[BEGIN Supplied data]
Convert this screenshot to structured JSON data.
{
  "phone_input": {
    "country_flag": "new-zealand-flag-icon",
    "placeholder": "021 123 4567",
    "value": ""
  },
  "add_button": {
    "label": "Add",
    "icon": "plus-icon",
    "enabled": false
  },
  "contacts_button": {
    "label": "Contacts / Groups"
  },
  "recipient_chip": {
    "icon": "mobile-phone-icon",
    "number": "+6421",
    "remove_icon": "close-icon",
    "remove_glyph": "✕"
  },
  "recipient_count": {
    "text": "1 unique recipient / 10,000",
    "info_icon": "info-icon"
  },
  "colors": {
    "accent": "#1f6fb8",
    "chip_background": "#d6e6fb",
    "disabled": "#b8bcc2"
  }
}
[END Supplied data]
Problem details. Once more, set down the full listing, verbatim.

The completed task.
Convert this screenshot to structured JSON data.
{
  "phone_input": {
    "country_flag": "new-zealand-flag-icon",
    "placeholder": "021 123 4567",
    "value": ""
  },
  "add_button": {
    "label": "Add",
    "icon": "plus-icon",
    "enabled": false
  },
  "contacts_button": {
    "label": "Contacts / Groups"
  },
  "recipient_chip": {
    "icon": "mobile-phone-icon",
    "number": "+6421",
    "remove_icon": "close-icon",
    "remove_glyph": "✕"
  },
  "recipient_count": {
    "text": "1 unique recipient / 10,000",
    "info_icon": "info-icon"
  },
  "colors": {
    "accent": "#1f6fb8",
    "chip_background": "#d6e6fb",
    "disabled": "#b8bcc2"
  }
}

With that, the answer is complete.